=== EXERCISE MATERIALS ===
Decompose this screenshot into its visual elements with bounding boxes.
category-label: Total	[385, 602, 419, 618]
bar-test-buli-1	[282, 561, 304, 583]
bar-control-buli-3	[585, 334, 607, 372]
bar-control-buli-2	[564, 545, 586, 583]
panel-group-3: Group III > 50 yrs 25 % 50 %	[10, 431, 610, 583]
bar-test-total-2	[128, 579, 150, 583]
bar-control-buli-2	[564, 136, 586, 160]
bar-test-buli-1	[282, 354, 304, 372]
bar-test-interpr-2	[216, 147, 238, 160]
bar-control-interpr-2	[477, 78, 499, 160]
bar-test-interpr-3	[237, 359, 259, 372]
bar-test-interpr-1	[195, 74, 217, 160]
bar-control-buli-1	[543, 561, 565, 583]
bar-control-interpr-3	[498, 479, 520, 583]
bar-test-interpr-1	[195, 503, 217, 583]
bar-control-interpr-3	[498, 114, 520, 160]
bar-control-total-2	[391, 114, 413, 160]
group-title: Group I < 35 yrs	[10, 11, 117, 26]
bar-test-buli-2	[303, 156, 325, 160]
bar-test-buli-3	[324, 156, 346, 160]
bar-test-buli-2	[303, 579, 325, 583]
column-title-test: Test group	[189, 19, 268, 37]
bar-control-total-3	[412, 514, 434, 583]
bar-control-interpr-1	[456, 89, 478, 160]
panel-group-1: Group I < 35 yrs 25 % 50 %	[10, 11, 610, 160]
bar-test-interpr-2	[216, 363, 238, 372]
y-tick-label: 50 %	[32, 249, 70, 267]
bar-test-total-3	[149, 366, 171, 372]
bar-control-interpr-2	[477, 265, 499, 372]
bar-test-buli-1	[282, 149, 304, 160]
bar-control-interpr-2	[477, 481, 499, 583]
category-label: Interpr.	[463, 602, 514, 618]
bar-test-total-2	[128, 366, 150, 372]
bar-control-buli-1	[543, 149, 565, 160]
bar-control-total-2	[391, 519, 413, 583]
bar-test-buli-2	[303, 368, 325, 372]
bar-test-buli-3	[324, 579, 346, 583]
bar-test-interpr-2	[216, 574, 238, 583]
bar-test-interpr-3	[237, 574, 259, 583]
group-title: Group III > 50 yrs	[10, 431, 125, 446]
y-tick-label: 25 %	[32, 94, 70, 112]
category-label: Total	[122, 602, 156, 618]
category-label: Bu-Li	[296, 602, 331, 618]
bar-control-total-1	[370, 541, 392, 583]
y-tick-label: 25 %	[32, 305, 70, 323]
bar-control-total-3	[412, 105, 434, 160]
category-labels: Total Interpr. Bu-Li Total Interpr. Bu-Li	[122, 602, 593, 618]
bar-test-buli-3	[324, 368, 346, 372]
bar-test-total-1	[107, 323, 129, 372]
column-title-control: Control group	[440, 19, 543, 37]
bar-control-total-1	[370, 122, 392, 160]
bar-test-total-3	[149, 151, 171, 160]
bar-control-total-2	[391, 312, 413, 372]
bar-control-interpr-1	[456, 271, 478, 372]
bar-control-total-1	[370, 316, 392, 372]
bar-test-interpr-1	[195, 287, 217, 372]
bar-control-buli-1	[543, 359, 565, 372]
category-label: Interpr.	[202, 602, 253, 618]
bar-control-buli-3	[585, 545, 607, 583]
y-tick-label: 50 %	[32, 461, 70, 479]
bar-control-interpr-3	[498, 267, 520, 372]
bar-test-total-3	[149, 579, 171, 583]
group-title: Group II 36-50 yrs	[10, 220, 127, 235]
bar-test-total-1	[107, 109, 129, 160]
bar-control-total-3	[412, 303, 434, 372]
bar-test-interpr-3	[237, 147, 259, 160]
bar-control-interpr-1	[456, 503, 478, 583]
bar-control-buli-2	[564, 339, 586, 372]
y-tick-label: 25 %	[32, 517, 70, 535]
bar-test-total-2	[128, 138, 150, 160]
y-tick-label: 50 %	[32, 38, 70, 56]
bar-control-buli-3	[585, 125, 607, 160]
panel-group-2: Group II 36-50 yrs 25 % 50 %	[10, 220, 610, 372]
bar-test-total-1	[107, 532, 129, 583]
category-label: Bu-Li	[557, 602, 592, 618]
---
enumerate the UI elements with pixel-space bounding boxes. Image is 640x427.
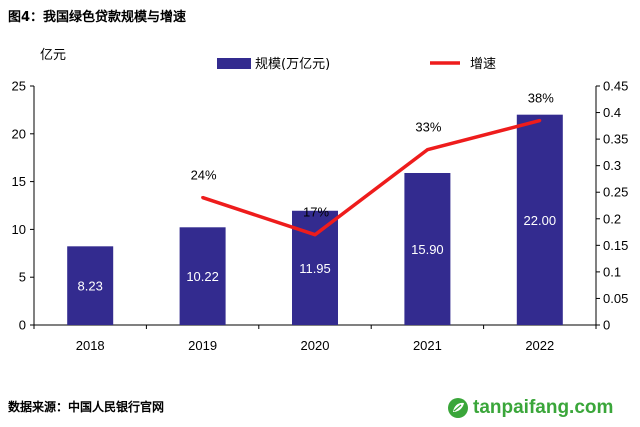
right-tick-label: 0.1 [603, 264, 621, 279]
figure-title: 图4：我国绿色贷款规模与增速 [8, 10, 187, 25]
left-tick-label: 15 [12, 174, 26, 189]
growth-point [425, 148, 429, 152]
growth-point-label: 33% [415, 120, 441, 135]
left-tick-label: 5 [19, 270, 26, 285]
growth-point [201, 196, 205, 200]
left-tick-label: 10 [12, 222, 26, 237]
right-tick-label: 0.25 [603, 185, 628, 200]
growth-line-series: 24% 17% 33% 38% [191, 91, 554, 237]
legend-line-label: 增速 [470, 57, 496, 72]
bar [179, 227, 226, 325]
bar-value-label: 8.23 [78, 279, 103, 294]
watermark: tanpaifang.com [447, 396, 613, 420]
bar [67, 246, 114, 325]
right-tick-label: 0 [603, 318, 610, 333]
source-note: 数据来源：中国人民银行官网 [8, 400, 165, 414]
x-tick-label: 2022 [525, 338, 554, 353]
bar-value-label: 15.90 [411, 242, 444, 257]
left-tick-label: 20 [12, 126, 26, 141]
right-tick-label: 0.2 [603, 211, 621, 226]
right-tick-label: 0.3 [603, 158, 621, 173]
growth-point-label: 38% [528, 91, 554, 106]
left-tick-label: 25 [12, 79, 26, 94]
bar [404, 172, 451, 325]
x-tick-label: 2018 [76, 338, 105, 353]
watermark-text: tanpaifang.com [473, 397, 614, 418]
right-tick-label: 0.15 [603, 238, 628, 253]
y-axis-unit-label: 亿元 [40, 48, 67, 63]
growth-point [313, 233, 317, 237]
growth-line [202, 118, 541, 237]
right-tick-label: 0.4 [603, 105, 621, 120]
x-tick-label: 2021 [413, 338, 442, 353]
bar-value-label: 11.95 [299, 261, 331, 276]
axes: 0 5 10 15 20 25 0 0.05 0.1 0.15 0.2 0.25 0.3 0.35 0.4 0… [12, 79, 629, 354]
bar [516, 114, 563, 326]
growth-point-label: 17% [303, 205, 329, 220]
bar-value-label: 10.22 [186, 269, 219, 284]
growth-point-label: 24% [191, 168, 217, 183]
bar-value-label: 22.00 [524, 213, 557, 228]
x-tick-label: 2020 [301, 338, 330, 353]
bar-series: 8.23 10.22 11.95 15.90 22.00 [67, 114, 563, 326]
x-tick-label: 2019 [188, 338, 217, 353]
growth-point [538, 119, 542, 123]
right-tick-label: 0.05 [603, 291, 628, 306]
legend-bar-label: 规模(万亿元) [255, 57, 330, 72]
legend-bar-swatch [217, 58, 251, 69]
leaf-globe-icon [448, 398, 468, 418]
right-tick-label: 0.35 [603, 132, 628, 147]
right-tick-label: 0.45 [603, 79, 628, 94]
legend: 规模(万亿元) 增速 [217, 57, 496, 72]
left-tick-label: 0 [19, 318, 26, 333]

=== WHAT THE TASK ASKS ===
Put everything in the listing above from the line containing "Decompose this screenshot" down to the line containing "545, 586, 583]", both of those lines included, into a numbered list, leaving out any blank lines.

=== RESULT ===
1. Decompose this screenshot into its visual elements with bounding boxes.
2. category-label: Total	[385, 602, 419, 618]
3. bar-test-buli-1	[282, 561, 304, 583]
4. bar-control-buli-3	[585, 334, 607, 372]
5. bar-control-buli-2	[564, 545, 586, 583]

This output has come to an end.